start Material provided
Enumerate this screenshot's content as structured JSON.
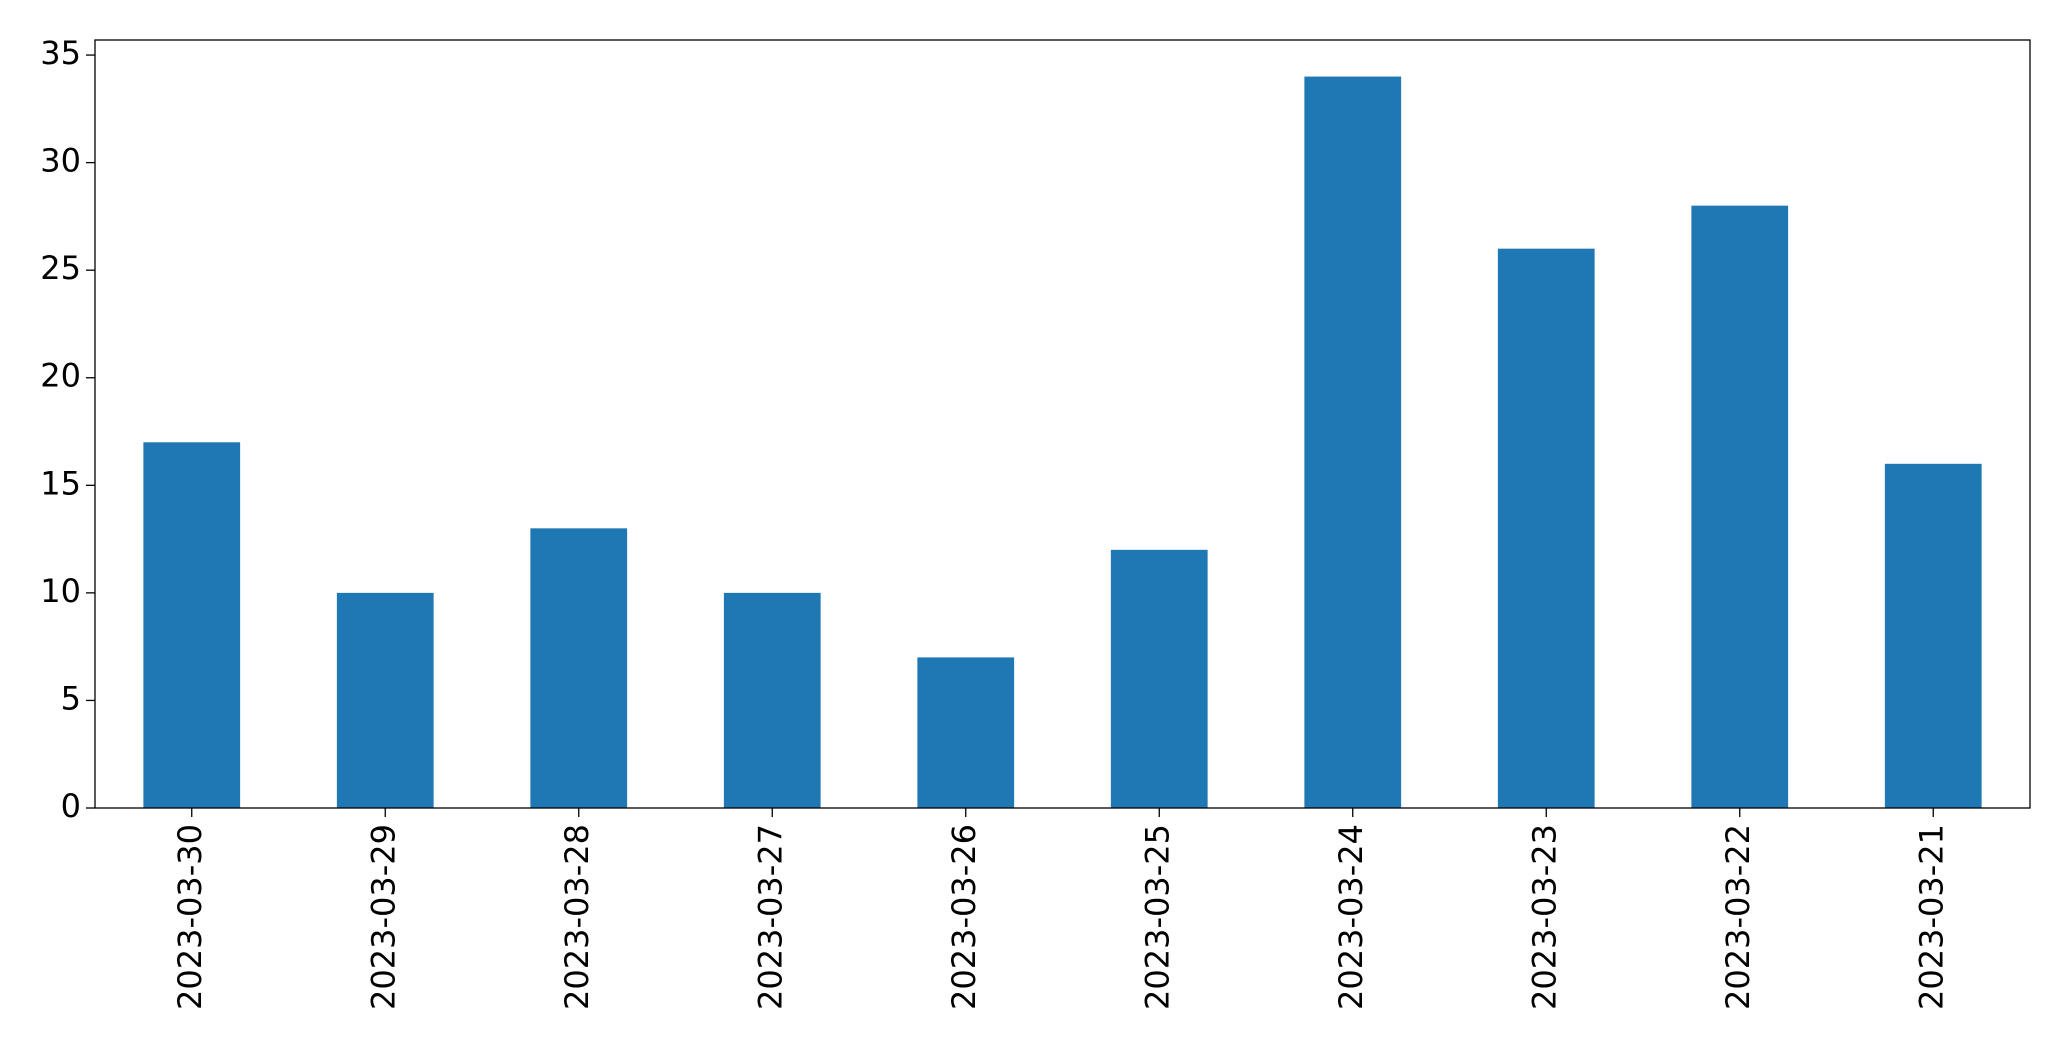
{
  "chart_data": {
    "type": "bar",
    "categories": [
      "2023-03-30",
      "2023-03-29",
      "2023-03-28",
      "2023-03-27",
      "2023-03-26",
      "2023-03-25",
      "2023-03-24",
      "2023-03-23",
      "2023-03-22",
      "2023-03-21"
    ],
    "values": [
      17,
      10,
      13,
      10,
      7,
      12,
      34,
      26,
      28,
      16
    ],
    "color": "#1f77b4",
    "ylim": [
      0,
      35.7
    ],
    "yticks": [
      0,
      5,
      10,
      15,
      20,
      25,
      30,
      35
    ],
    "grid": false
  }
}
end Material provided
Work required:
Extract every line of the data exactly; pictures stay out.

Finished answer:
Enumerate this screenshot's content as structured JSON.
{
  "chart_data": {
    "type": "bar",
    "categories": [
      "2023-03-30",
      "2023-03-29",
      "2023-03-28",
      "2023-03-27",
      "2023-03-26",
      "2023-03-25",
      "2023-03-24",
      "2023-03-23",
      "2023-03-22",
      "2023-03-21"
    ],
    "values": [
      17,
      10,
      13,
      10,
      7,
      12,
      34,
      26,
      28,
      16
    ],
    "color": "#1f77b4",
    "ylim": [
      0,
      35.7
    ],
    "yticks": [
      0,
      5,
      10,
      15,
      20,
      25,
      30,
      35
    ],
    "grid": false
  }
}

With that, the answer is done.